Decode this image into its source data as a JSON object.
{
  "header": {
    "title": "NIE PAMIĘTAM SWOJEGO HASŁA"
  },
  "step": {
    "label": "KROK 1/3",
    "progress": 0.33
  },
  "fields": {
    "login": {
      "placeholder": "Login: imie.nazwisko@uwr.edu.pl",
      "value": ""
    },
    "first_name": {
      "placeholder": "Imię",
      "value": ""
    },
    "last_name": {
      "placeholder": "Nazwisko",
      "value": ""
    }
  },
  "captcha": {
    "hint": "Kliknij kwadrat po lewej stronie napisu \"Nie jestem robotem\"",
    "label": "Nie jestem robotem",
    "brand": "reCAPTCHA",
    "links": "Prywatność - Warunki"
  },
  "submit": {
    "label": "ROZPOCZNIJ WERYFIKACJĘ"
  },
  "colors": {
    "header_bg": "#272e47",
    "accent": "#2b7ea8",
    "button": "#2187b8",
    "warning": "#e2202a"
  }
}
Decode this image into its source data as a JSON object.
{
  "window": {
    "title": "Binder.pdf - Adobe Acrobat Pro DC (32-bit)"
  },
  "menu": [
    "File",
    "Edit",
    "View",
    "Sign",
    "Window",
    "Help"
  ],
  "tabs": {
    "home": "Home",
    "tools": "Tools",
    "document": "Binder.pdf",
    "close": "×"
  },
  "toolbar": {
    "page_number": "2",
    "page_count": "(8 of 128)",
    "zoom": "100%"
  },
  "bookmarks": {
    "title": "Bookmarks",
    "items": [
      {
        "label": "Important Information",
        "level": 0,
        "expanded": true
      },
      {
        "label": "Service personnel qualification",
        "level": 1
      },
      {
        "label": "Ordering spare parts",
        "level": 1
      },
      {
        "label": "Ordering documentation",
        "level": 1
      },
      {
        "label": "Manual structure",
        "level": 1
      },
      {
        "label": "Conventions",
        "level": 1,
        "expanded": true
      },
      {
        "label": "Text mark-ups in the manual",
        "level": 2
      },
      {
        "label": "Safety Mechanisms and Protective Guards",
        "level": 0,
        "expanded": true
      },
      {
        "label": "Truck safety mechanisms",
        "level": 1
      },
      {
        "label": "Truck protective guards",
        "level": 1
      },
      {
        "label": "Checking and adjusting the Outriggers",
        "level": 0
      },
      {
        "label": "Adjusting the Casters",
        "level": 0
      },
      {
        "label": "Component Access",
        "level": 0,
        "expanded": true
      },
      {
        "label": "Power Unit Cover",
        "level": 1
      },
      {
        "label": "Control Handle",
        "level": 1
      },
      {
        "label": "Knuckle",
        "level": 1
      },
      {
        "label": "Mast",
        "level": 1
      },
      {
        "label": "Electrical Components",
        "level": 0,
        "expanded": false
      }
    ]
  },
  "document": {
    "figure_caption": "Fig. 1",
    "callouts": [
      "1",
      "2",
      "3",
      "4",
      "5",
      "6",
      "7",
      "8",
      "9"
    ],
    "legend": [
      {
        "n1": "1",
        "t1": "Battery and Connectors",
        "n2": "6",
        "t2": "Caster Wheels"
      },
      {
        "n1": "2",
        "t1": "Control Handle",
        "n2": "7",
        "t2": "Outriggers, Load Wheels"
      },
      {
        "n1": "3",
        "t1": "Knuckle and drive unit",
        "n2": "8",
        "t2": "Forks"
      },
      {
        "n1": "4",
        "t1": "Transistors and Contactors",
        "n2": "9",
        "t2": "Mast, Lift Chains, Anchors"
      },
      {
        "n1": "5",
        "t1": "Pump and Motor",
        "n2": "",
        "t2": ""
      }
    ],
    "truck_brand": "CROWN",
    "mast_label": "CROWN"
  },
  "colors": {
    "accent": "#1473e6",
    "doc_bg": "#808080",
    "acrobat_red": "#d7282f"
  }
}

......

== What to do ==
List all lines holding the string "robotem".

== Task result ==
    "hint": "Kliknij kwadrat po lewej stronie napisu \"Nie jestem robotem\"",
    "label": "Nie jestem robotem",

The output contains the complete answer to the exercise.